* PROVIDED TEXT:
..........
User Recommendations
  • Focus on outcomes, not technologies. Organizations underinvested in technologies capable of threat detection and incident response (TDIR) such as EDR should favor contract vendors that provide the tools and deliver the desired outcomes.
  • Ensure that your MDR provider supports additional security services as your security maturity improves and business-driven risks change, so you don’t need to add additional vendors at a later time. These services include exposure management, penetration testing as a service (PTaaS) and cyber asset attack surface management (CAASM).
  • Assess if the MDR service deliverables focus on completeness, actionability and options for service provider follow-up incident response and threat-hunting activity.
  • Buy MDR for scalable repeatable use cases, co-managed to allow internal security teams to address custom requirements.
  • Examine co-managed security monitoring service offerings when adjacent capabilities are required to support the management and expansion of your own TDIR investments, such as EDR and SIEM.
  • Buy MDR services that offer a migration path to more self-service in the future. Looking for vendors that have open communication channels with analysts and delivery teams can support that goal.
..........
* SOURCE DATA:
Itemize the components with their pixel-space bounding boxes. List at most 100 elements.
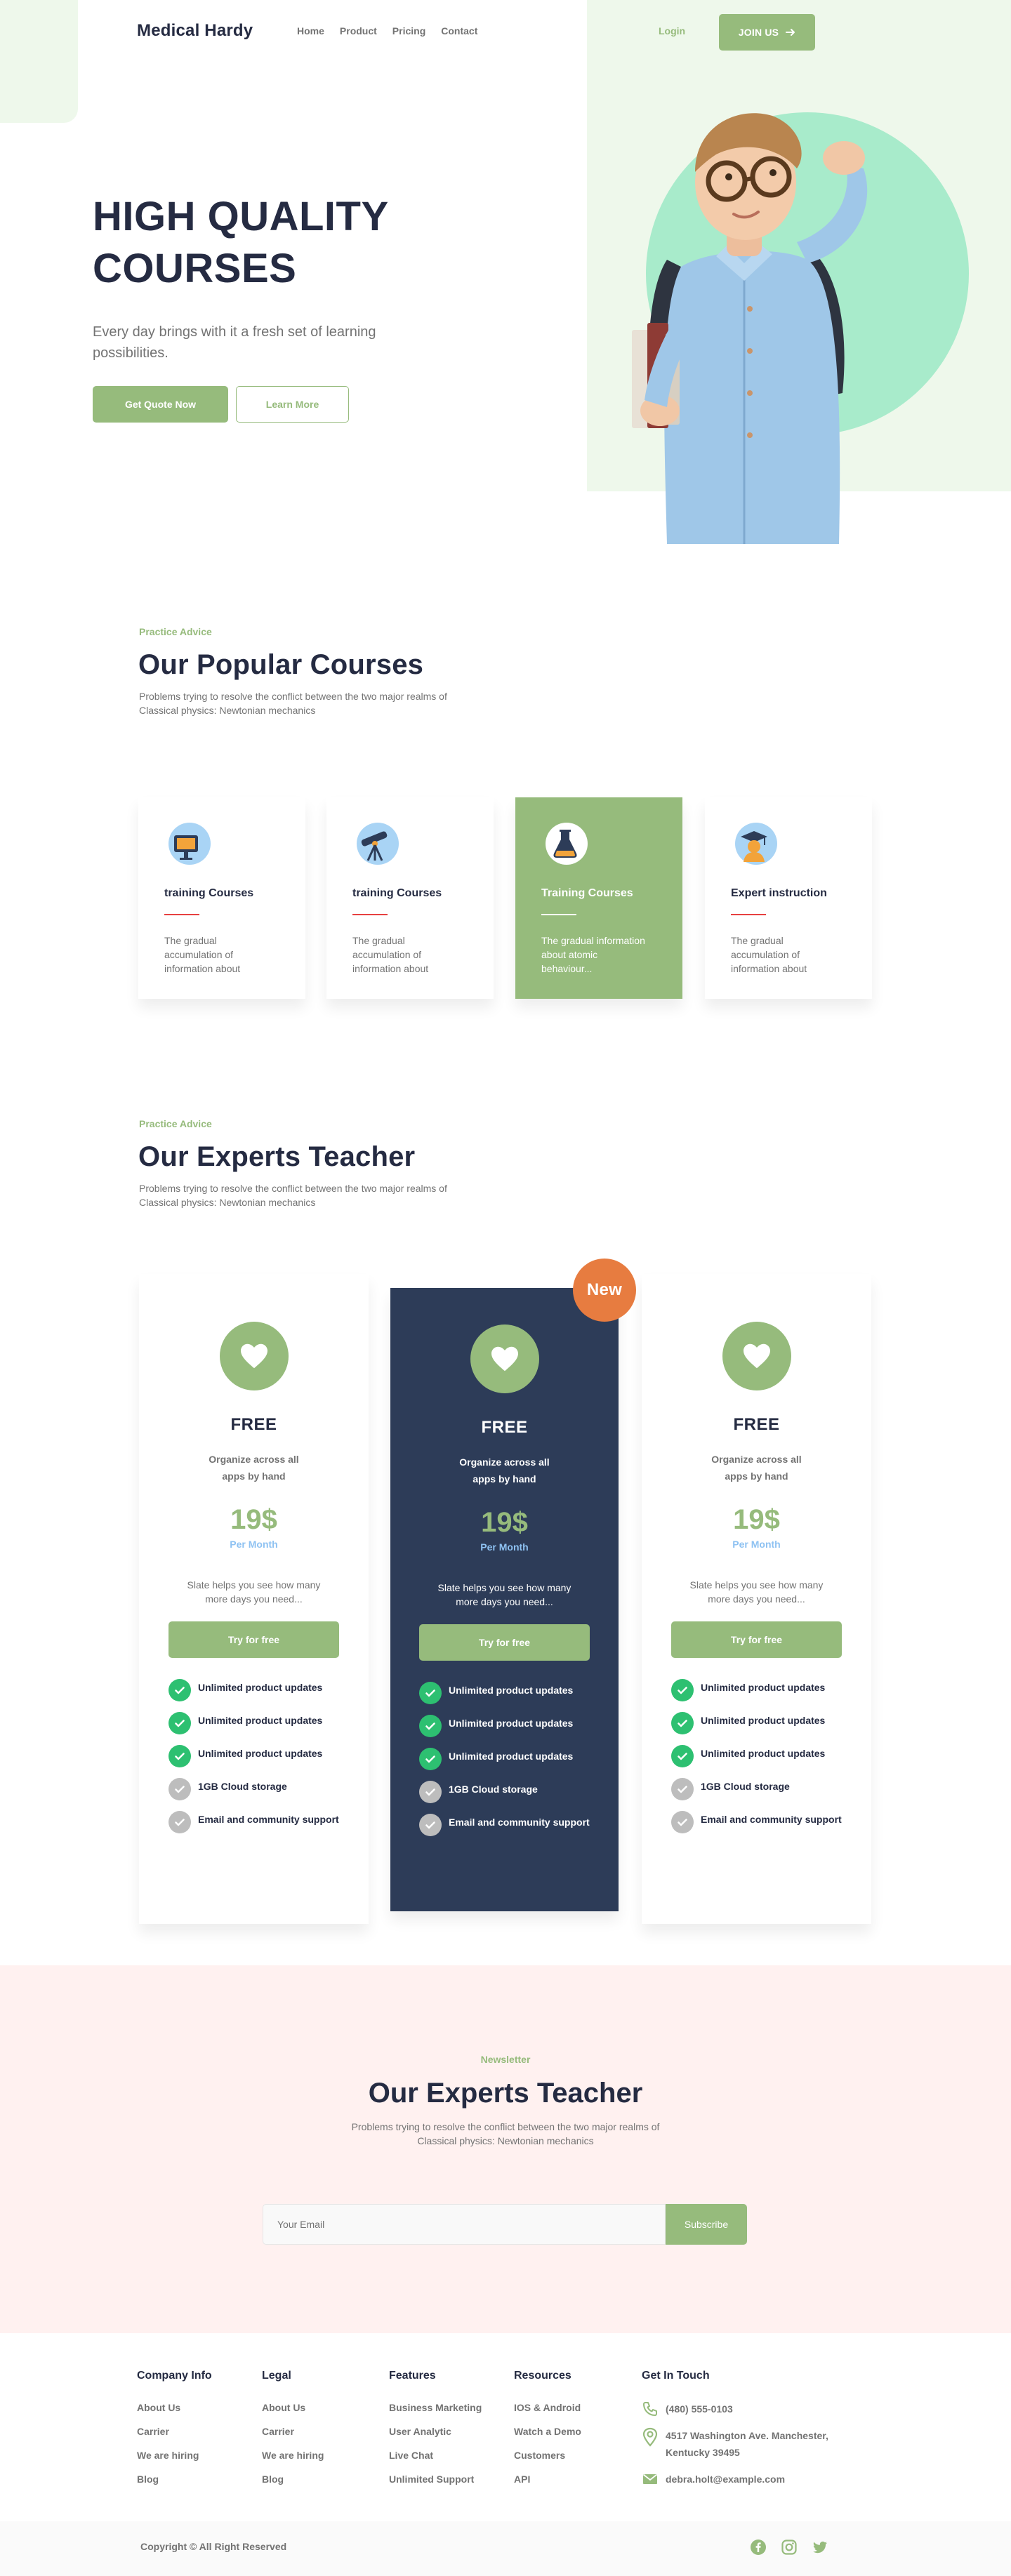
..........
How would you sum up the MDR recommendations in two sentences? Answer from the MDR recommendations text alone, not from the listing.

* THE REPLY: The MDR recommendations advise focusing on outcomes rather than technologies and choosing a provider that can add services such as exposure management, PTaaS and CAASM as security maturity improves. They also call for checking that deliverables stress completeness, actionability and follow-up options, buying co-managed MDR for scalable, repeatable use cases, examining co-managed monitoring to support in-house TDIR investments like EDR and SIEM, and favoring services with a migration path to more self-service.